*Short problem*
Format the material from its first line through the line containing "page-number: 81 (1172, 972, 1196, 994)", inclusive, as a numbered list, omitting any blank lines.

*Rows*
━━━━━━━━━━━━━━━━

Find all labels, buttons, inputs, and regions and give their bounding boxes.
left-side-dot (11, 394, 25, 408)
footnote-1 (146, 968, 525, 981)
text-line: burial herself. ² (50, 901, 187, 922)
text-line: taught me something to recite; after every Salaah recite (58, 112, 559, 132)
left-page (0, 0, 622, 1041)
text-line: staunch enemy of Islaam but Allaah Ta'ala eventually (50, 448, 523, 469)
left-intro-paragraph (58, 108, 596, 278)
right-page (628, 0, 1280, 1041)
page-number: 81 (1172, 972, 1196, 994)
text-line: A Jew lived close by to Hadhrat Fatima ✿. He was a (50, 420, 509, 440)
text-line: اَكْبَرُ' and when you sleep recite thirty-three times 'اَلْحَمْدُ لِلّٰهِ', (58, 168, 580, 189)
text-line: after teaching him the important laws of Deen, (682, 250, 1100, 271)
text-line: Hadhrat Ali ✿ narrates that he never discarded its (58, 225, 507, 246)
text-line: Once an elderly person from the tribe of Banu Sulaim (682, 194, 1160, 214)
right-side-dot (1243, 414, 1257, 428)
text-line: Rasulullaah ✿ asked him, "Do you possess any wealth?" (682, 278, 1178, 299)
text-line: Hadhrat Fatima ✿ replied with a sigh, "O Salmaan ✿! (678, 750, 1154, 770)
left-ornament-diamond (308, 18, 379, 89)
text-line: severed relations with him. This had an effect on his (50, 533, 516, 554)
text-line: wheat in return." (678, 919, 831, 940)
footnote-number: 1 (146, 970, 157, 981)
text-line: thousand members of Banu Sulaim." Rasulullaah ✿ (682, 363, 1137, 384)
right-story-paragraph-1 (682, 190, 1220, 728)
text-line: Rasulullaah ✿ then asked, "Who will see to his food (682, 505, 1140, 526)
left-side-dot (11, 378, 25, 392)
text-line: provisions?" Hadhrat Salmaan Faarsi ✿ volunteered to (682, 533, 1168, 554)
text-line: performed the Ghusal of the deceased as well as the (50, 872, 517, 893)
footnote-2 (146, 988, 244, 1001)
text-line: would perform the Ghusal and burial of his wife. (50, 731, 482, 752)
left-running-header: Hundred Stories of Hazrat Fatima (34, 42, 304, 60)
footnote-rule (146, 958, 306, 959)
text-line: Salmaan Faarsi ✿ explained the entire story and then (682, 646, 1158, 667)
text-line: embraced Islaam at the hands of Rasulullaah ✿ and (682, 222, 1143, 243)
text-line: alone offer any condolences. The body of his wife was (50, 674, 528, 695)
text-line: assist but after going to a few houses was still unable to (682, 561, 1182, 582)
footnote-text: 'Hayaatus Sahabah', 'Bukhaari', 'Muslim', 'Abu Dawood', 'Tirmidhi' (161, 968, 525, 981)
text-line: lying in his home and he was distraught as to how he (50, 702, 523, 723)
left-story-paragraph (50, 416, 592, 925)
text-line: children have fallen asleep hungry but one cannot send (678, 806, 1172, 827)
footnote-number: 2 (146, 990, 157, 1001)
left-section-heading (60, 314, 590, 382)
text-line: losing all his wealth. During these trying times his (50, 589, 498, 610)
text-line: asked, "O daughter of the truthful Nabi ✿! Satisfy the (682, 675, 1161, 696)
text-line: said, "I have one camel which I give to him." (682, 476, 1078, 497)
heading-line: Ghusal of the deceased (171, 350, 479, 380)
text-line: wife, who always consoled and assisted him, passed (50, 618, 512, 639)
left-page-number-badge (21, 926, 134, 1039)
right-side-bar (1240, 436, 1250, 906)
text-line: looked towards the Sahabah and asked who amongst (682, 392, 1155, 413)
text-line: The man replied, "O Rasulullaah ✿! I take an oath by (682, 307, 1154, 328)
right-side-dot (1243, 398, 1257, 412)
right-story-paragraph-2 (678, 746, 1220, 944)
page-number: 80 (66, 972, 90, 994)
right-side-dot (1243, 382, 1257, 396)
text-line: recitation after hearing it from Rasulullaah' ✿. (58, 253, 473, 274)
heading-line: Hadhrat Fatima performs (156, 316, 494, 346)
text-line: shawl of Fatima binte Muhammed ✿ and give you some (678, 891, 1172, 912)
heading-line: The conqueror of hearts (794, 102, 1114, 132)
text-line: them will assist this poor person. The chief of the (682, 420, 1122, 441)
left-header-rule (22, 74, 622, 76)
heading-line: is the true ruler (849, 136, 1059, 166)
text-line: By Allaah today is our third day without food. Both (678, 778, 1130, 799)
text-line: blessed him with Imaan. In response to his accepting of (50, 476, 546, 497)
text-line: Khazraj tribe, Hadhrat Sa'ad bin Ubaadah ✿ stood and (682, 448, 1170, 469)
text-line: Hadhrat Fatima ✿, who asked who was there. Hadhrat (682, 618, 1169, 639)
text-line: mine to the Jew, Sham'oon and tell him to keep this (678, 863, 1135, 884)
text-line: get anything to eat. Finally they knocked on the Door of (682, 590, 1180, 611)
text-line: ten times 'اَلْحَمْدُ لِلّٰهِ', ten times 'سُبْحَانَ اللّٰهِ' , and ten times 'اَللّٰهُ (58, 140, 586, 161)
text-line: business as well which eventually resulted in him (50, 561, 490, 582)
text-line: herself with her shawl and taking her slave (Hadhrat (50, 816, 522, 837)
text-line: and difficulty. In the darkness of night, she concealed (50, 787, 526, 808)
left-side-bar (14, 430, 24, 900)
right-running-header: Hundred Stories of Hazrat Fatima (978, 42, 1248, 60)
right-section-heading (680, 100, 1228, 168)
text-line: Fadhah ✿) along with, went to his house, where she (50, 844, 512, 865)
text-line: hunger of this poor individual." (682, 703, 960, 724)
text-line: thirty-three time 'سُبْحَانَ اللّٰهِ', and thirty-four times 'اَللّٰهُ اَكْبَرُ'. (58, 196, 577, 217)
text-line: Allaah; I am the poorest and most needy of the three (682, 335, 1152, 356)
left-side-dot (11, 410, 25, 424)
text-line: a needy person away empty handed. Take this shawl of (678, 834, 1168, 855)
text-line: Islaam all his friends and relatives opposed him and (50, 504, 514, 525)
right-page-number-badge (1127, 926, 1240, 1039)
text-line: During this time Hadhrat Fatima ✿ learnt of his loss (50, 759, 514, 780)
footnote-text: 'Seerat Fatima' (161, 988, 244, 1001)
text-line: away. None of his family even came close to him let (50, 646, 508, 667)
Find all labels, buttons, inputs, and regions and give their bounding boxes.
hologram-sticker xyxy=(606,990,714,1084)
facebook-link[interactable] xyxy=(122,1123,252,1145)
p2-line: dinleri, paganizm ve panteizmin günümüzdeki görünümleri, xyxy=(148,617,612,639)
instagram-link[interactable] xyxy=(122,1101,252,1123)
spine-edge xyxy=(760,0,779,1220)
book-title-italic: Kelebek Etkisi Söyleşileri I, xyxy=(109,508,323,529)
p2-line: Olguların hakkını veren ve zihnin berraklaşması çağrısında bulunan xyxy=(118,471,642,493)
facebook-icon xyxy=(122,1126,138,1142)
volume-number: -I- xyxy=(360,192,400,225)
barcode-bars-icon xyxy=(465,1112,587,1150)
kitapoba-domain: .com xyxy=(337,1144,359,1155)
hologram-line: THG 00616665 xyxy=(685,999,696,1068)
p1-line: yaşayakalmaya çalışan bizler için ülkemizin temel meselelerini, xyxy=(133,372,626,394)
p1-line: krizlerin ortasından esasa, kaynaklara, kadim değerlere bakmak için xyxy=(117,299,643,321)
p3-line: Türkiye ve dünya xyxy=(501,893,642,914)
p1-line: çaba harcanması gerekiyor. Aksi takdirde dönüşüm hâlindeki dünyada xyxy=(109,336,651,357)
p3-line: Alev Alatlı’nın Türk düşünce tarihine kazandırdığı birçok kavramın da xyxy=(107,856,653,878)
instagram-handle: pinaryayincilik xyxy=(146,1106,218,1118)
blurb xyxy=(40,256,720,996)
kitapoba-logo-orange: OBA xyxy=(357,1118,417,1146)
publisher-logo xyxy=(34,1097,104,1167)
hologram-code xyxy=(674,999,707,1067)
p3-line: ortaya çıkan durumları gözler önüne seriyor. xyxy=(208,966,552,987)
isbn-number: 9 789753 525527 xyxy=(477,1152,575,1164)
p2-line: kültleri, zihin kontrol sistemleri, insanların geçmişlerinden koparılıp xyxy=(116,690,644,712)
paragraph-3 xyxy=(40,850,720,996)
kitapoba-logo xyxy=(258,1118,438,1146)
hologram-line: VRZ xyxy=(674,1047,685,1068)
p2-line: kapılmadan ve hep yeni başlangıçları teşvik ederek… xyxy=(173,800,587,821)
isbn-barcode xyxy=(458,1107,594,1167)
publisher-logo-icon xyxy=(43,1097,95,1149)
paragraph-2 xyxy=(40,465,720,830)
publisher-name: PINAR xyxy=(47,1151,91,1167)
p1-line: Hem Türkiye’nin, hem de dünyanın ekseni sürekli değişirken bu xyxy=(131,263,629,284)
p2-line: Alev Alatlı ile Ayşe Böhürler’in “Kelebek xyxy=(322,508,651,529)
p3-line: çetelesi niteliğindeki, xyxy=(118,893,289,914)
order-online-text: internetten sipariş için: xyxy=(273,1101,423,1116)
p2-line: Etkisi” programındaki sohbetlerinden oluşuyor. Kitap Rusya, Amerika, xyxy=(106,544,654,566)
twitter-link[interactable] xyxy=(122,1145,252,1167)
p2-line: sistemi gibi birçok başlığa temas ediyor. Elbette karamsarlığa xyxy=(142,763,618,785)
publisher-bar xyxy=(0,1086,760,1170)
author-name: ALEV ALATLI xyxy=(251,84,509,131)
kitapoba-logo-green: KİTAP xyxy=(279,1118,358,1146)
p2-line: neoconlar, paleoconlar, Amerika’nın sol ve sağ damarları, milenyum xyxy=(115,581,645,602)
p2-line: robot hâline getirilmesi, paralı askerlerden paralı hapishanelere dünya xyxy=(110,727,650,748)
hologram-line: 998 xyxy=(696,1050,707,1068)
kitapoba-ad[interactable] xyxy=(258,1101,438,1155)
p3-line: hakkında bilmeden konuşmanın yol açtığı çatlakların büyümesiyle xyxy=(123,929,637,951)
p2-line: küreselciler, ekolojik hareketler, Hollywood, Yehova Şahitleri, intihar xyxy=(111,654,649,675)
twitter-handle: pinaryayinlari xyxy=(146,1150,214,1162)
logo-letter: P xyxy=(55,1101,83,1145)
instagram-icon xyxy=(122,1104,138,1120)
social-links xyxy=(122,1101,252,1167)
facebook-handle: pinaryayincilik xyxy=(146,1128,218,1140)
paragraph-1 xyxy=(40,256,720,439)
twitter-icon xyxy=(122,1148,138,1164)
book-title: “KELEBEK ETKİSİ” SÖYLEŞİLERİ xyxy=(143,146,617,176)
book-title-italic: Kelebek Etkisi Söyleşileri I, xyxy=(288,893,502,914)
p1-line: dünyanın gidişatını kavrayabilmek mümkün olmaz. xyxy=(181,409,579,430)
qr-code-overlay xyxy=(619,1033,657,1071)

━━━━━━━━━━━━━━━━

*Task output*
1. Find all labels, buttons, inputs, and regions and give their bounding boxes.
2. left-side-dot (11, 394, 25, 408)
3. footnote-1 (146, 968, 525, 981)
4. text-line: burial herself. ² (50, 901, 187, 922)
5. text-line: taught me something to recite; after every Salaah recite (58, 112, 559, 132)
6. left-page (0, 0, 622, 1041)
7. text-line: staunch enemy of Islaam but Allaah Ta'ala eventually (50, 448, 523, 469)
8. left-intro-paragraph (58, 108, 596, 278)
9. right-page (628, 0, 1280, 1041)
10. page-number: 81 (1172, 972, 1196, 994)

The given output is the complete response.